-- Start Data in this exercise --
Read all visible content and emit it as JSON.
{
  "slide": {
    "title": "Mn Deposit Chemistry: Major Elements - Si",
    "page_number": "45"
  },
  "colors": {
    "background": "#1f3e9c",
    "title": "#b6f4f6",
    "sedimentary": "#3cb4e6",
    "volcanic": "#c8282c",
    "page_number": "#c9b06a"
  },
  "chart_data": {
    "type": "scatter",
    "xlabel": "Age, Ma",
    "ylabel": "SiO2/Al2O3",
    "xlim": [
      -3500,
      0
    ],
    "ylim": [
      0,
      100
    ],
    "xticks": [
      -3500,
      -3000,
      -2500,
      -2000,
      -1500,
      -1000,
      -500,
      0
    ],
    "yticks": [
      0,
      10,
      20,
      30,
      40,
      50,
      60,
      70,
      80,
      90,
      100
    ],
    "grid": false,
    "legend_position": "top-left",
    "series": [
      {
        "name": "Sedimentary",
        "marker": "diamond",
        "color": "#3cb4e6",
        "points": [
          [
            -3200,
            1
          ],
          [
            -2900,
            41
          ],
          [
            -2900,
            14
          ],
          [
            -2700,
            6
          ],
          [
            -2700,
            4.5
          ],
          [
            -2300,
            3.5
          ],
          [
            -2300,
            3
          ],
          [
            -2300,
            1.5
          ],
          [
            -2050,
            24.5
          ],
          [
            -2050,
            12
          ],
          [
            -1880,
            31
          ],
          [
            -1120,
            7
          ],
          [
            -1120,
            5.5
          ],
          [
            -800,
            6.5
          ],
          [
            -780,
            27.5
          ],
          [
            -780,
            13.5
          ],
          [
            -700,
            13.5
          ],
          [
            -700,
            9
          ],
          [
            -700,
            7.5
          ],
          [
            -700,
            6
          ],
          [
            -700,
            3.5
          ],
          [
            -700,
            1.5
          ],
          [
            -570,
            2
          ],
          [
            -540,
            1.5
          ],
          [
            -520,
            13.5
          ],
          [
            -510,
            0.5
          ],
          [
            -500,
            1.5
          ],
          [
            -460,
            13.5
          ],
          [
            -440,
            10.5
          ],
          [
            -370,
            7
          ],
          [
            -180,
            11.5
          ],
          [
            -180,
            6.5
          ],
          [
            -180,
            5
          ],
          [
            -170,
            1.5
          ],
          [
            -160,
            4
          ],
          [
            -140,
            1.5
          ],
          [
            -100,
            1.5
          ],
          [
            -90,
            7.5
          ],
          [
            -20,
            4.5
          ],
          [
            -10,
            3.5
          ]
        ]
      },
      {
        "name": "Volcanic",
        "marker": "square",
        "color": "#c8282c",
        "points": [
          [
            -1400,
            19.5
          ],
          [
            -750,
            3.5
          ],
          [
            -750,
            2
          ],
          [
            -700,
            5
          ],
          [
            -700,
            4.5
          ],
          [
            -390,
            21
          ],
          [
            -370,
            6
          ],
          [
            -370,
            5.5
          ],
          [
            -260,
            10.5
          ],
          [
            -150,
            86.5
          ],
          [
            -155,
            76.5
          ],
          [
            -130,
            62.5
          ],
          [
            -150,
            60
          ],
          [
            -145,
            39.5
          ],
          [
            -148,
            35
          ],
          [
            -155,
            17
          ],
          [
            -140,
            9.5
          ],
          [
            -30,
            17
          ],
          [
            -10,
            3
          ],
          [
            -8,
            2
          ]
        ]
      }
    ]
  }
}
-- End Data in this exercise --
What needs to be done: Return every entry exactly as given.

Written response:
Read all visible content and emit it as JSON.
{
  "slide": {
    "title": "Mn Deposit Chemistry: Major Elements - Si",
    "page_number": "45"
  },
  "colors": {
    "background": "#1f3e9c",
    "title": "#b6f4f6",
    "sedimentary": "#3cb4e6",
    "volcanic": "#c8282c",
    "page_number": "#c9b06a"
  },
  "chart_data": {
    "type": "scatter",
    "xlabel": "Age, Ma",
    "ylabel": "SiO2/Al2O3",
    "xlim": [
      -3500,
      0
    ],
    "ylim": [
      0,
      100
    ],
    "xticks": [
      -3500,
      -3000,
      -2500,
      -2000,
      -1500,
      -1000,
      -500,
      0
    ],
    "yticks": [
      0,
      10,
      20,
      30,
      40,
      50,
      60,
      70,
      80,
      90,
      100
    ],
    "grid": false,
    "legend_position": "top-left",
    "series": [
      {
        "name": "Sedimentary",
        "marker": "diamond",
        "color": "#3cb4e6",
        "points": [
          [
            -3200,
            1
          ],
          [
            -2900,
            41
          ],
          [
            -2900,
            14
          ],
          [
            -2700,
            6
          ],
          [
            -2700,
            4.5
          ],
          [
            -2300,
            3.5
          ],
          [
            -2300,
            3
          ],
          [
            -2300,
            1.5
          ],
          [
            -2050,
            24.5
          ],
          [
            -2050,
            12
          ],
          [
            -1880,
            31
          ],
          [
            -1120,
            7
          ],
          [
            -1120,
            5.5
          ],
          [
            -800,
            6.5
          ],
          [
            -780,
            27.5
          ],
          [
            -780,
            13.5
          ],
          [
            -700,
            13.5
          ],
          [
            -700,
            9
          ],
          [
            -700,
            7.5
          ],
          [
            -700,
            6
          ],
          [
            -700,
            3.5
          ],
          [
            -700,
            1.5
          ],
          [
            -570,
            2
          ],
          [
            -540,
            1.5
          ],
          [
            -520,
            13.5
          ],
          [
            -510,
            0.5
          ],
          [
            -500,
            1.5
          ],
          [
            -460,
            13.5
          ],
          [
            -440,
            10.5
          ],
          [
            -370,
            7
          ],
          [
            -180,
            11.5
          ],
          [
            -180,
            6.5
          ],
          [
            -180,
            5
          ],
          [
            -170,
            1.5
          ],
          [
            -160,
            4
          ],
          [
            -140,
            1.5
          ],
          [
            -100,
            1.5
          ],
          [
            -90,
            7.5
          ],
          [
            -20,
            4.5
          ],
          [
            -10,
            3.5
          ]
        ]
      },
      {
        "name": "Volcanic",
        "marker": "square",
        "color": "#c8282c",
        "points": [
          [
            -1400,
            19.5
          ],
          [
            -750,
            3.5
          ],
          [
            -750,
            2
          ],
          [
            -700,
            5
          ],
          [
            -700,
            4.5
          ],
          [
            -390,
            21
          ],
          [
            -370,
            6
          ],
          [
            -370,
            5.5
          ],
          [
            -260,
            10.5
          ],
          [
            -150,
            86.5
          ],
          [
            -155,
            76.5
          ],
          [
            -130,
            62.5
          ],
          [
            -150,
            60
          ],
          [
            -145,
            39.5
          ],
          [
            -148,
            35
          ],
          [
            -155,
            17
          ],
          [
            -140,
            9.5
          ],
          [
            -30,
            17
          ],
          [
            -10,
            3
          ],
          [
            -8,
            2
          ]
        ]
      }
    ]
  }
}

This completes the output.